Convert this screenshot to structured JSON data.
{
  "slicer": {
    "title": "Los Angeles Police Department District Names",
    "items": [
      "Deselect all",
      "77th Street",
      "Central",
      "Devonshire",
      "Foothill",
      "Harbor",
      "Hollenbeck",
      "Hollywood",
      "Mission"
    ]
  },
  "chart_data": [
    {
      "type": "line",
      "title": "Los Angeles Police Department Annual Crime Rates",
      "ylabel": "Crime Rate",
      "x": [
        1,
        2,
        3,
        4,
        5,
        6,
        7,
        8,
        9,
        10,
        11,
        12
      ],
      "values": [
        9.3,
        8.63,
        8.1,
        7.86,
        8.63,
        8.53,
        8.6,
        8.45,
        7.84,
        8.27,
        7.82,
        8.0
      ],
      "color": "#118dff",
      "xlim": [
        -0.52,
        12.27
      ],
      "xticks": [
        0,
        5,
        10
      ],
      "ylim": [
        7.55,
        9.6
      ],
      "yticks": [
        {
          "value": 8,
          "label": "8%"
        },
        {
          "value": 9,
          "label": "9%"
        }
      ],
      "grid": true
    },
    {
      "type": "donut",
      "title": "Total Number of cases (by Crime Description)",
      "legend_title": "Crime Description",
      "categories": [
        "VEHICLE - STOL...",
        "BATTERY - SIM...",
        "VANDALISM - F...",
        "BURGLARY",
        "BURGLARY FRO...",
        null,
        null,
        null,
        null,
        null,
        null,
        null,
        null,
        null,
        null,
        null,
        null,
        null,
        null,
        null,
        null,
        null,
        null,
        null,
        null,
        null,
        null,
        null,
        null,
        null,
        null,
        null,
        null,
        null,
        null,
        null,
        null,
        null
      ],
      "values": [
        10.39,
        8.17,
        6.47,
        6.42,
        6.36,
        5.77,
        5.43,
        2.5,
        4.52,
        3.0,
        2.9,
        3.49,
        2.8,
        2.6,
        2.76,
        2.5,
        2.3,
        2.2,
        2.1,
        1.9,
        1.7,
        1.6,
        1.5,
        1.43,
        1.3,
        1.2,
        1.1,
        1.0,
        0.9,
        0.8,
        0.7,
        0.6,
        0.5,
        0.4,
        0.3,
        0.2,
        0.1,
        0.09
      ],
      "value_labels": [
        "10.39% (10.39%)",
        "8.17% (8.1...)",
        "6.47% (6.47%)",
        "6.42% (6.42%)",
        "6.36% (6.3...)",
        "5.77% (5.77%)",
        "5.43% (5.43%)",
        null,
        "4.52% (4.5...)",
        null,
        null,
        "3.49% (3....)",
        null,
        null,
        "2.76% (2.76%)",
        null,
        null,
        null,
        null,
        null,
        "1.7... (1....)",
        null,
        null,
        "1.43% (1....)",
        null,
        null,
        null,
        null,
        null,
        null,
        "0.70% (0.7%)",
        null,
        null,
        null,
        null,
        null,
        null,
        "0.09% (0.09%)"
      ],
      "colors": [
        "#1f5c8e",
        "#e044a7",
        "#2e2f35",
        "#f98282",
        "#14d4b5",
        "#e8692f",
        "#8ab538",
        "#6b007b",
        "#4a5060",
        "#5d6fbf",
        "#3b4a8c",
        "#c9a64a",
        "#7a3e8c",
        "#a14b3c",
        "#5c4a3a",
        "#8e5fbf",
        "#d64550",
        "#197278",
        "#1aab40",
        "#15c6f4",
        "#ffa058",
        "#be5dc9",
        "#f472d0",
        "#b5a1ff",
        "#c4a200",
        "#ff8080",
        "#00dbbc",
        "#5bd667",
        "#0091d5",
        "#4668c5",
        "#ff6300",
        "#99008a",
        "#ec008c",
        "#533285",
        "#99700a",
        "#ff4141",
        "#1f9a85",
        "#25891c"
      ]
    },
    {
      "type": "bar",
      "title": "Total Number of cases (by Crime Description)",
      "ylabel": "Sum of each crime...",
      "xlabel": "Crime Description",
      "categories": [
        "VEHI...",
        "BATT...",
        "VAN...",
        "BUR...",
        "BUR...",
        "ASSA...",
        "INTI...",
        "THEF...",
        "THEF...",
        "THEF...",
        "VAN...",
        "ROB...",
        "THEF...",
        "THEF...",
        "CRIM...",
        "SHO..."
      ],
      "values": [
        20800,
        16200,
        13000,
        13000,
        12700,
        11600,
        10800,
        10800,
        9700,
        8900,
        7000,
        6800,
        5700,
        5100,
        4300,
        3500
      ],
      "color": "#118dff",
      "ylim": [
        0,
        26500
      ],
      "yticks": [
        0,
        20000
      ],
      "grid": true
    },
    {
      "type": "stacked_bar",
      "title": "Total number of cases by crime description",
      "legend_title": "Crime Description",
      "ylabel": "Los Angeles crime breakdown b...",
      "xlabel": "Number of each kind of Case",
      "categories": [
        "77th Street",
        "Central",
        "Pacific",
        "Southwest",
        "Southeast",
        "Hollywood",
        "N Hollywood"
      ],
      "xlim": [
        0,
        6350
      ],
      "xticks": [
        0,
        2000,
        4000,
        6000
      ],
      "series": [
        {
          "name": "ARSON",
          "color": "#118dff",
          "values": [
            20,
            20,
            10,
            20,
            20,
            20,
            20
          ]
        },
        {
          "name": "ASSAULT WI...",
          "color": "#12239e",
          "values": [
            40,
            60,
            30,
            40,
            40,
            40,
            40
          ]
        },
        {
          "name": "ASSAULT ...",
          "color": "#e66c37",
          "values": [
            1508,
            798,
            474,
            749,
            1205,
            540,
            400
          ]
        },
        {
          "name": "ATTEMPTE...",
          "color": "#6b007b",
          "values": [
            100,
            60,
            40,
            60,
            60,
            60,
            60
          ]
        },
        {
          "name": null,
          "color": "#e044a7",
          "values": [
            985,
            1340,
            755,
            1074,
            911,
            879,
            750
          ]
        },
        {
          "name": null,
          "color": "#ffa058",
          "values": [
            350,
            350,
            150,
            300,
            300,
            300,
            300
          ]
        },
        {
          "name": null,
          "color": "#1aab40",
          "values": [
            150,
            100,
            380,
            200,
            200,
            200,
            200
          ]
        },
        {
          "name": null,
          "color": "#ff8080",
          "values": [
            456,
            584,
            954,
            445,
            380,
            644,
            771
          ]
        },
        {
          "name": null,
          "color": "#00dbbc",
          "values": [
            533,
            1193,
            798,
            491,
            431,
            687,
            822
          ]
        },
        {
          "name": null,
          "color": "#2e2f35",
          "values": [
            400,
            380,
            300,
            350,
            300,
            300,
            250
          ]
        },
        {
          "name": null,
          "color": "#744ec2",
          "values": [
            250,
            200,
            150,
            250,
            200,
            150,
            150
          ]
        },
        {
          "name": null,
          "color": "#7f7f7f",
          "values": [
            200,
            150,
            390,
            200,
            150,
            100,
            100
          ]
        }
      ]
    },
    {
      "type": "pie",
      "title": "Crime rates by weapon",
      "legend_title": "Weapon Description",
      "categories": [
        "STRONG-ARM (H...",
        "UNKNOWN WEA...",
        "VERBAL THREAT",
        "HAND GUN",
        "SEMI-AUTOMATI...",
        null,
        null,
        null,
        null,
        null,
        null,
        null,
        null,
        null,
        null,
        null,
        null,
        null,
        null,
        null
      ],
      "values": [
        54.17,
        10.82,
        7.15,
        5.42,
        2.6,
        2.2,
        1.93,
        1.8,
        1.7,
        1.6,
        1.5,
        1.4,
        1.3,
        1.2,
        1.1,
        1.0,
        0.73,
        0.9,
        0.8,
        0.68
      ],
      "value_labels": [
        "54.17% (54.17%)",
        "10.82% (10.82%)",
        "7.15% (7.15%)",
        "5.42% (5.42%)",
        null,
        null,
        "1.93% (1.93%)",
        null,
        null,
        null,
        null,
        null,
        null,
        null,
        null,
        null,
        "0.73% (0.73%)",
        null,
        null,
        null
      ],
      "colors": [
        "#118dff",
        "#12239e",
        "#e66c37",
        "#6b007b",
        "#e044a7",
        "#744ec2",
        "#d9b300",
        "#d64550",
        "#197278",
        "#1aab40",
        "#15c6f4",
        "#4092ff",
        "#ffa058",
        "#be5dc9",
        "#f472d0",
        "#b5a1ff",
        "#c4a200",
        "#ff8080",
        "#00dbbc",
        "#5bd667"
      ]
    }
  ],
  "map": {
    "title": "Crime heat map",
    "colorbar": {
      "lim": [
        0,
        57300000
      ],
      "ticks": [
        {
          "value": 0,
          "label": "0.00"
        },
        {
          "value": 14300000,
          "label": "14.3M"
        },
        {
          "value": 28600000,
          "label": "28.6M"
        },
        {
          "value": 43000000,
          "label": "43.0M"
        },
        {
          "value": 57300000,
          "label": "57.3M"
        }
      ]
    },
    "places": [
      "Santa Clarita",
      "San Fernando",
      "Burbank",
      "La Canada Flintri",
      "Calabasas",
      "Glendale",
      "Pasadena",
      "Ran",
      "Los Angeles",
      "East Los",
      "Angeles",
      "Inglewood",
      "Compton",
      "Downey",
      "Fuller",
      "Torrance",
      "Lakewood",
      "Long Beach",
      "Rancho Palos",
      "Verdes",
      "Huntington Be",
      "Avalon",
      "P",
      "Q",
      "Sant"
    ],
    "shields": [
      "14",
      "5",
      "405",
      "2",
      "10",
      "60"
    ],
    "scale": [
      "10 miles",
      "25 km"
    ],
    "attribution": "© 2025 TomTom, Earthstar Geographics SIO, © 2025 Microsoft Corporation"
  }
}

* Task goal *
Show all lines in the entries above where the string "Angeles" appears.

* Response for this exercise *
    "title": "Los Angeles Police Department District Names",
      "title": "Los Angeles Police Department Annual Crime Rates",
      "ylabel": "Los Angeles crime breakdown b...",
      "Los Angeles",
      "Angeles",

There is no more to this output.